§ DATA TO PROCESS
# # # # # # #

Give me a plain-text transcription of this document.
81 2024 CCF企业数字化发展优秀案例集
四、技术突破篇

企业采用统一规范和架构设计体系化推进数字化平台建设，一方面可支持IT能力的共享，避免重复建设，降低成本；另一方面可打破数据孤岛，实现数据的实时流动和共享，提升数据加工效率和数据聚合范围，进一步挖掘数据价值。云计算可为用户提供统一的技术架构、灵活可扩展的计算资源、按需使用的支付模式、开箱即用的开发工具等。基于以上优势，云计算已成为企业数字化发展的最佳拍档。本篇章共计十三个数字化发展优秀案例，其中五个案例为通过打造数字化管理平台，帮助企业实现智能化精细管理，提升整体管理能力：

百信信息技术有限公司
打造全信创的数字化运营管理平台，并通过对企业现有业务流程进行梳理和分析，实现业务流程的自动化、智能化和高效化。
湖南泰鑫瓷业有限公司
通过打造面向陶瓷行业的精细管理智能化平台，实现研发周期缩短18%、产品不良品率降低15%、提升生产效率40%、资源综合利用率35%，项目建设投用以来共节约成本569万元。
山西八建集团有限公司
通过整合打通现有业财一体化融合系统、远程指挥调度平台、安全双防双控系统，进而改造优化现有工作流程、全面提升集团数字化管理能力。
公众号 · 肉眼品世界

# # # # # # #

§ STATED GOAL
Recopy the entries above in their entirety, exactly.

§ SOLUTION
Give me a plain-text transcription of this document.
81 2024 CCF企业数字化发展优秀案例集
四、技术突破篇

企业采用统一规范和架构设计体系化推进数字化平台建设，一方面可支持IT能力的共享，避免重复建设，降低成本；另一方面可打破数据孤岛，实现数据的实时流动和共享，提升数据加工效率和数据聚合范围，进一步挖掘数据价值。云计算可为用户提供统一的技术架构、灵活可扩展的计算资源、按需使用的支付模式、开箱即用的开发工具等。基于以上优势，云计算已成为企业数字化发展的最佳拍档。本篇章共计十三个数字化发展优秀案例，其中五个案例为通过打造数字化管理平台，帮助企业实现智能化精细管理，提升整体管理能力：

百信信息技术有限公司
打造全信创的数字化运营管理平台，并通过对企业现有业务流程进行梳理和分析，实现业务流程的自动化、智能化和高效化。
湖南泰鑫瓷业有限公司
通过打造面向陶瓷行业的精细管理智能化平台，实现研发周期缩短18%、产品不良品率降低15%、提升生产效率40%、资源综合利用率35%，项目建设投用以来共节约成本569万元。
山西八建集团有限公司
通过整合打通现有业财一体化融合系统、远程指挥调度平台、安全双防双控系统，进而改造优化现有工作流程、全面提升集团数字化管理能力。
公众号 · 肉眼品世界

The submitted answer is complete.